▼

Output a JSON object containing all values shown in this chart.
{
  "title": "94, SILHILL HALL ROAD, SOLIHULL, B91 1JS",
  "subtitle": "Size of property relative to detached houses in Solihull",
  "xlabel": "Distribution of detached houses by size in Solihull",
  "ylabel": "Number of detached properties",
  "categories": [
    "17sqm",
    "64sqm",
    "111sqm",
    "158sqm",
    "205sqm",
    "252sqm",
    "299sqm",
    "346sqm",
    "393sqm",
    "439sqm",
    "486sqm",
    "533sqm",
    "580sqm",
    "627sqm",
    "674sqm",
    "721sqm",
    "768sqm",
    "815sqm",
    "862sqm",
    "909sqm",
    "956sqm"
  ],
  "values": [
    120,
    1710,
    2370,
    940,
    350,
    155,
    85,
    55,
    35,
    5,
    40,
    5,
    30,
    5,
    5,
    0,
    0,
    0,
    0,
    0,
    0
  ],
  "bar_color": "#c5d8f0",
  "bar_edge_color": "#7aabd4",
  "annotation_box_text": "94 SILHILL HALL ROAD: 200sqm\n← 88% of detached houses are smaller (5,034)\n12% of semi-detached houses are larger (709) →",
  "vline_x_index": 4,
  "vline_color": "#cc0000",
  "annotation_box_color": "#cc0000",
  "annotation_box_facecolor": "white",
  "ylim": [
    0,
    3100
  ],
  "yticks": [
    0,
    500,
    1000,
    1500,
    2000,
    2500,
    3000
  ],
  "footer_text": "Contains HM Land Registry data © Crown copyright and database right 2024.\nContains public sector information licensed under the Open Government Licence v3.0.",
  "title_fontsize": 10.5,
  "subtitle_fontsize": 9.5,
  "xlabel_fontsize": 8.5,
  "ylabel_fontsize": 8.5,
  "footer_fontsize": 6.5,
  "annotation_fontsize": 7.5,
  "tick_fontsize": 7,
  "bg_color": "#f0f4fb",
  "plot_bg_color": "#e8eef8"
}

▲

§ WHAT IS REQUIRED
Reproduce the records word for word.

§ FULL ANSWER
Output a JSON object containing all values shown in this chart.
{
  "title": "94, SILHILL HALL ROAD, SOLIHULL, B91 1JS",
  "subtitle": "Size of property relative to detached houses in Solihull",
  "xlabel": "Distribution of detached houses by size in Solihull",
  "ylabel": "Number of detached properties",
  "categories": [
    "17sqm",
    "64sqm",
    "111sqm",
    "158sqm",
    "205sqm",
    "252sqm",
    "299sqm",
    "346sqm",
    "393sqm",
    "439sqm",
    "486sqm",
    "533sqm",
    "580sqm",
    "627sqm",
    "674sqm",
    "721sqm",
    "768sqm",
    "815sqm",
    "862sqm",
    "909sqm",
    "956sqm"
  ],
  "values": [
    120,
    1710,
    2370,
    940,
    350,
    155,
    85,
    55,
    35,
    5,
    40,
    5,
    30,
    5,
    5,
    0,
    0,
    0,
    0,
    0,
    0
  ],
  "bar_color": "#c5d8f0",
  "bar_edge_color": "#7aabd4",
  "annotation_box_text": "94 SILHILL HALL ROAD: 200sqm\n← 88% of detached houses are smaller (5,034)\n12% of semi-detached houses are larger (709) →",
  "vline_x_index": 4,
  "vline_color": "#cc0000",
  "annotation_box_color": "#cc0000",
  "annotation_box_facecolor": "white",
  "ylim": [
    0,
    3100
  ],
  "yticks": [
    0,
    500,
    1000,
    1500,
    2000,
    2500,
    3000
  ],
  "footer_text": "Contains HM Land Registry data © Crown copyright and database right 2024.\nContains public sector information licensed under the Open Government Licence v3.0.",
  "title_fontsize": 10.5,
  "subtitle_fontsize": 9.5,
  "xlabel_fontsize": 8.5,
  "ylabel_fontsize": 8.5,
  "footer_fontsize": 6.5,
  "annotation_fontsize": 7.5,
  "tick_fontsize": 7,
  "bg_color": "#f0f4fb",
  "plot_bg_color": "#e8eef8"
}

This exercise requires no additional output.